— DIRECTIVE —
Look through the material and copy each line holding "milliers".

— EXTRACTED ENTRIES —
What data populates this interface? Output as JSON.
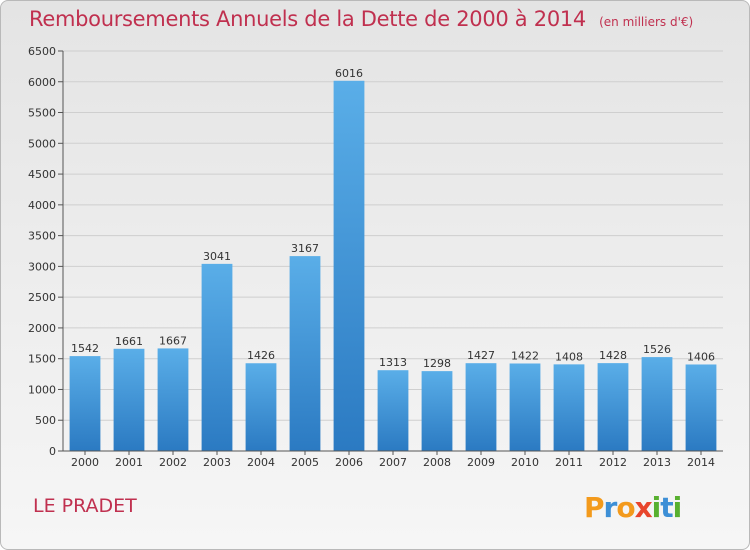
{
  "header": {
    "title": "Remboursements Annuels de la Dette de 2000 à 2014",
    "unit": "(en milliers d'€)"
  },
  "footer": {
    "town": "LE PRADET",
    "logo_text": "Proxiti"
  },
  "colors": {
    "title": "#c0304f",
    "bar_top": "#5aaee8",
    "bar_bottom": "#2b7ac2"
  },
  "chart_data": {
    "type": "bar",
    "title": "Remboursements Annuels de la Dette de 2000 à 2014",
    "subtitle": "(en milliers d'€)",
    "xlabel": "",
    "ylabel": "",
    "categories": [
      "2000",
      "2001",
      "2002",
      "2003",
      "2004",
      "2005",
      "2006",
      "2007",
      "2008",
      "2009",
      "2010",
      "2011",
      "2012",
      "2013",
      "2014"
    ],
    "values": [
      1542,
      1661,
      1667,
      3041,
      1426,
      3167,
      6016,
      1313,
      1298,
      1427,
      1422,
      1408,
      1428,
      1526,
      1406
    ],
    "ylim": [
      0,
      6500
    ],
    "yticks": [
      0,
      500,
      1000,
      1500,
      2000,
      2500,
      3000,
      3500,
      4000,
      4500,
      5000,
      5500,
      6000,
      6500
    ],
    "grid": true,
    "legend": "none"
  }
}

— EXERCISE OUTPUT —
    "unit": "(en milliers d'€)"
    "subtitle": "(en milliers d'€)",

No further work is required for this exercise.